TASK TO CARRY OUT >> Extract every line of the material below and reproduce it faithfully.
-*-
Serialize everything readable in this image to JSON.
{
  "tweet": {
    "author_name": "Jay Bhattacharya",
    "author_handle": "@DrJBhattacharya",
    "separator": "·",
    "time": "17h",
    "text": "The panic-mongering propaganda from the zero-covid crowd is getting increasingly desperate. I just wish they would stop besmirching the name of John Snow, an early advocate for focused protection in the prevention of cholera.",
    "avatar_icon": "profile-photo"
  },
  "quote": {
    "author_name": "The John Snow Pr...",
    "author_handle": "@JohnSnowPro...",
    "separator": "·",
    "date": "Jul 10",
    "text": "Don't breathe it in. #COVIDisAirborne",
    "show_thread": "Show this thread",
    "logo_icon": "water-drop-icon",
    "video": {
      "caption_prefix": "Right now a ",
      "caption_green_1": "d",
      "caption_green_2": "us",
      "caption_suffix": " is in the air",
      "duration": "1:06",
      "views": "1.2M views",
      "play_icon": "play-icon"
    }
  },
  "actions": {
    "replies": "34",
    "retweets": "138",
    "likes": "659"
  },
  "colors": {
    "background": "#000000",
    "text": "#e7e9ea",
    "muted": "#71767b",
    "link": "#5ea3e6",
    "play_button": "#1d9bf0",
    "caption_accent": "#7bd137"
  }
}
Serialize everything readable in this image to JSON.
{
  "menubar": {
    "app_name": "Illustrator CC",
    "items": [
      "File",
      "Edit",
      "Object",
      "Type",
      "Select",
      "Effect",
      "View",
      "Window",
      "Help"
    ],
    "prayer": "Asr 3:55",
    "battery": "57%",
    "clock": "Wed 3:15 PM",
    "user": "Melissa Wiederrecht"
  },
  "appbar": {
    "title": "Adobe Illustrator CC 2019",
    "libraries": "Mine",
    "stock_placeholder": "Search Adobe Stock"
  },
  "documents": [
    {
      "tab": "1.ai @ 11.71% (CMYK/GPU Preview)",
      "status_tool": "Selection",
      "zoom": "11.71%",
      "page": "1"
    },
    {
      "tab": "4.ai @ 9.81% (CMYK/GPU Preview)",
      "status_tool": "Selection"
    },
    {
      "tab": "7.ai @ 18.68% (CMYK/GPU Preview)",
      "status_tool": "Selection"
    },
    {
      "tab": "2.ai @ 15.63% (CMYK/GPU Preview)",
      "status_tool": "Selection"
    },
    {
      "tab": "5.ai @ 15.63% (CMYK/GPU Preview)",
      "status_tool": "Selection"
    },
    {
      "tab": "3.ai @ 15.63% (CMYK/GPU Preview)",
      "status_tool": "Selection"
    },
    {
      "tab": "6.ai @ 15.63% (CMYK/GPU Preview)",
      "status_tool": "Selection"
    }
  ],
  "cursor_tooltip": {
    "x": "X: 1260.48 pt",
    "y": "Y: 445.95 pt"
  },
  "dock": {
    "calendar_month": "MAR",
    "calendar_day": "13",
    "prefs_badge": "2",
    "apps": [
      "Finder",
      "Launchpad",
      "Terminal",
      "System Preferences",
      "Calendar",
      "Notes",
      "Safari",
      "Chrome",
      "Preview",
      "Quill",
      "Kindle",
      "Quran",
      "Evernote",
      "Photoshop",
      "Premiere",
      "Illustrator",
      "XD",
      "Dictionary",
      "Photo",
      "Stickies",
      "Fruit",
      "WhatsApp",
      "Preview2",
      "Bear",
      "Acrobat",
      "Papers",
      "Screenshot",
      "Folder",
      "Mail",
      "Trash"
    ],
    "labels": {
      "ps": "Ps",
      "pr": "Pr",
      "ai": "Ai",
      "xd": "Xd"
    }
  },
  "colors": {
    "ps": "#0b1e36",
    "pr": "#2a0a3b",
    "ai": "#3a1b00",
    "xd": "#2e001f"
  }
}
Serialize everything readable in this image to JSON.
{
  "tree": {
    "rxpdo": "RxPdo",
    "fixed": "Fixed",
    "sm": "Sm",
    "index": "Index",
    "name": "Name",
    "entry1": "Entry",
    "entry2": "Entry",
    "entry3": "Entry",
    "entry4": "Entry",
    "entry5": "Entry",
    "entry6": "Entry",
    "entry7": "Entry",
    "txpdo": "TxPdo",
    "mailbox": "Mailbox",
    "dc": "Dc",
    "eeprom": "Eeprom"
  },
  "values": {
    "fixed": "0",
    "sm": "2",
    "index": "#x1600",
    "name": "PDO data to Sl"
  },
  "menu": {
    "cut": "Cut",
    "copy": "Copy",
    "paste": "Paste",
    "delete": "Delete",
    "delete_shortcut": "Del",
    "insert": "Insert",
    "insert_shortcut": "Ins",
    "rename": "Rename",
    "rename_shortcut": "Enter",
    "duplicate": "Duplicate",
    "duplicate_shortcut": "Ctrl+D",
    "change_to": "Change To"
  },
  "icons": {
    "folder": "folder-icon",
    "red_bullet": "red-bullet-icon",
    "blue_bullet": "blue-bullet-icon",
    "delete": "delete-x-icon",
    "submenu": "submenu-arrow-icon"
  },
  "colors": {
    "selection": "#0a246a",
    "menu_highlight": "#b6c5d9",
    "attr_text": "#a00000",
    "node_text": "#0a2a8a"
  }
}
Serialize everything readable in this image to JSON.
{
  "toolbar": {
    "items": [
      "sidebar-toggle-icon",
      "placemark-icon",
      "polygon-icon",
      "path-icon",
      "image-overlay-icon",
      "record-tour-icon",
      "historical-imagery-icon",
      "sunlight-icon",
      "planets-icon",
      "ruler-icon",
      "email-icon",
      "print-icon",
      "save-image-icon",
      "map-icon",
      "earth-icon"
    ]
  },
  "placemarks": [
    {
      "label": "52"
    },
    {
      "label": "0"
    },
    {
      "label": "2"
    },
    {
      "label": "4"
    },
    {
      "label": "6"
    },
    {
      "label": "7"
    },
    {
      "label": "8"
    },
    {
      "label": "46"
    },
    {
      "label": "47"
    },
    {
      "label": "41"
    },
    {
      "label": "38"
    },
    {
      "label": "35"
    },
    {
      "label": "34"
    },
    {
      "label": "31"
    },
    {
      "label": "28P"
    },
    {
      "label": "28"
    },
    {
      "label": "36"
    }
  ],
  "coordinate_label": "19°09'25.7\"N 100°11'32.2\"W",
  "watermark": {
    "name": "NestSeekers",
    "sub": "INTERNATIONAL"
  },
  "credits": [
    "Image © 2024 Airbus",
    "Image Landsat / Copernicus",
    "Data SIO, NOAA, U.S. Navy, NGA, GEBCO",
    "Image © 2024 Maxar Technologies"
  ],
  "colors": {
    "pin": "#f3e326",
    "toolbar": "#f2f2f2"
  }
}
-*-
RESPONSE TO THIS EXERCISE >>
Serialize everything readable in this image to JSON.
{
  "tweet": {
    "author_name": "Jay Bhattacharya",
    "author_handle": "@DrJBhattacharya",
    "separator": "·",
    "time": "17h",
    "text": "The panic-mongering propaganda from the zero-covid crowd is getting increasingly desperate. I just wish they would stop besmirching the name of John Snow, an early advocate for focused protection in the prevention of cholera.",
    "avatar_icon": "profile-photo"
  },
  "quote": {
    "author_name": "The John Snow Pr...",
    "author_handle": "@JohnSnowPro...",
    "separator": "·",
    "date": "Jul 10",
    "text": "Don't breathe it in. #COVIDisAirborne",
    "show_thread": "Show this thread",
    "logo_icon": "water-drop-icon",
    "video": {
      "caption_prefix": "Right now a ",
      "caption_green_1": "d",
      "caption_green_2": "us",
      "caption_suffix": " is in the air",
      "duration": "1:06",
      "views": "1.2M views",
      "play_icon": "play-icon"
    }
  },
  "actions": {
    "replies": "34",
    "retweets": "138",
    "likes": "659"
  },
  "colors": {
    "background": "#000000",
    "text": "#e7e9ea",
    "muted": "#71767b",
    "link": "#5ea3e6",
    "play_button": "#1d9bf0",
    "caption_accent": "#7bd137"
  }
}
Serialize everything readable in this image to JSON.
{
  "menubar": {
    "app_name": "Illustrator CC",
    "items": [
      "File",
      "Edit",
      "Object",
      "Type",
      "Select",
      "Effect",
      "View",
      "Window",
      "Help"
    ],
    "prayer": "Asr 3:55",
    "battery": "57%",
    "clock": "Wed 3:15 PM",
    "user": "Melissa Wiederrecht"
  },
  "appbar": {
    "title": "Adobe Illustrator CC 2019",
    "libraries": "Mine",
    "stock_placeholder": "Search Adobe Stock"
  },
  "documents": [
    {
      "tab": "1.ai @ 11.71% (CMYK/GPU Preview)",
      "status_tool": "Selection",
      "zoom": "11.71%",
      "page": "1"
    },
    {
      "tab": "4.ai @ 9.81% (CMYK/GPU Preview)",
      "status_tool": "Selection"
    },
    {
      "tab": "7.ai @ 18.68% (CMYK/GPU Preview)",
      "status_tool": "Selection"
    },
    {
      "tab": "2.ai @ 15.63% (CMYK/GPU Preview)",
      "status_tool": "Selection"
    },
    {
      "tab": "5.ai @ 15.63% (CMYK/GPU Preview)",
      "status_tool": "Selection"
    },
    {
      "tab": "3.ai @ 15.63% (CMYK/GPU Preview)",
      "status_tool": "Selection"
    },
    {
      "tab": "6.ai @ 15.63% (CMYK/GPU Preview)",
      "status_tool": "Selection"
    }
  ],
  "cursor_tooltip": {
    "x": "X: 1260.48 pt",
    "y": "Y: 445.95 pt"
  },
  "dock": {
    "calendar_month": "MAR",
    "calendar_day": "13",
    "prefs_badge": "2",
    "apps": [
      "Finder",
      "Launchpad",
      "Terminal",
      "System Preferences",
      "Calendar",
      "Notes",
      "Safari",
      "Chrome",
      "Preview",
      "Quill",
      "Kindle",
      "Quran",
      "Evernote",
      "Photoshop",
      "Premiere",
      "Illustrator",
      "XD",
      "Dictionary",
      "Photo",
      "Stickies",
      "Fruit",
      "WhatsApp",
      "Preview2",
      "Bear",
      "Acrobat",
      "Papers",
      "Screenshot",
      "Folder",
      "Mail",
      "Trash"
    ],
    "labels": {
      "ps": "Ps",
      "pr": "Pr",
      "ai": "Ai",
      "xd": "Xd"
    }
  },
  "colors": {
    "ps": "#0b1e36",
    "pr": "#2a0a3b",
    "ai": "#3a1b00",
    "xd": "#2e001f"
  }
}
Serialize everything readable in this image to JSON.
{
  "tree": {
    "rxpdo": "RxPdo",
    "fixed": "Fixed",
    "sm": "Sm",
    "index": "Index",
    "name": "Name",
    "entry1": "Entry",
    "entry2": "Entry",
    "entry3": "Entry",
    "entry4": "Entry",
    "entry5": "Entry",
    "entry6": "Entry",
    "entry7": "Entry",
    "txpdo": "TxPdo",
    "mailbox": "Mailbox",
    "dc": "Dc",
    "eeprom": "Eeprom"
  },
  "values": {
    "fixed": "0",
    "sm": "2",
    "index": "#x1600",
    "name": "PDO data to Sl"
  },
  "menu": {
    "cut": "Cut",
    "copy": "Copy",
    "paste": "Paste",
    "delete": "Delete",
    "delete_shortcut": "Del",
    "insert": "Insert",
    "insert_shortcut": "Ins",
    "rename": "Rename",
    "rename_shortcut": "Enter",
    "duplicate": "Duplicate",
    "duplicate_shortcut": "Ctrl+D",
    "change_to": "Change To"
  },
  "icons": {
    "folder": "folder-icon",
    "red_bullet": "red-bullet-icon",
    "blue_bullet": "blue-bullet-icon",
    "delete": "delete-x-icon",
    "submenu": "submenu-arrow-icon"
  },
  "colors": {
    "selection": "#0a246a",
    "menu_highlight": "#b6c5d9",
    "attr_text": "#a00000",
    "node_text": "#0a2a8a"
  }
}
Serialize everything readable in this image to JSON.
{
  "toolbar": {
    "items": [
      "sidebar-toggle-icon",
      "placemark-icon",
      "polygon-icon",
      "path-icon",
      "image-overlay-icon",
      "record-tour-icon",
      "historical-imagery-icon",
      "sunlight-icon",
      "planets-icon",
      "ruler-icon",
      "email-icon",
      "print-icon",
      "save-image-icon",
      "map-icon",
      "earth-icon"
    ]
  },
  "placemarks": [
    {
      "label": "52"
    },
    {
      "label": "0"
    },
    {
      "label": "2"
    },
    {
      "label": "4"
    },
    {
      "label": "6"
    },
    {
      "label": "7"
    },
    {
      "label": "8"
    },
    {
      "label": "46"
    },
    {
      "label": "47"
    },
    {
      "label": "41"
    },
    {
      "label": "38"
    },
    {
      "label": "35"
    },
    {
      "label": "34"
    },
    {
      "label": "31"
    },
    {
      "label": "28P"
    },
    {
      "label": "28"
    },
    {
      "label": "36"
    }
  ],
  "coordinate_label": "19°09'25.7\"N 100°11'32.2\"W",
  "watermark": {
    "name": "NestSeekers",
    "sub": "INTERNATIONAL"
  },
  "credits": [
    "Image © 2024 Airbus",
    "Image Landsat / Copernicus",
    "Data SIO, NOAA, U.S. Navy, NGA, GEBCO",
    "Image © 2024 Maxar Technologies"
  ],
  "colors": {
    "pin": "#f3e326",
    "toolbar": "#f2f2f2"
  }
}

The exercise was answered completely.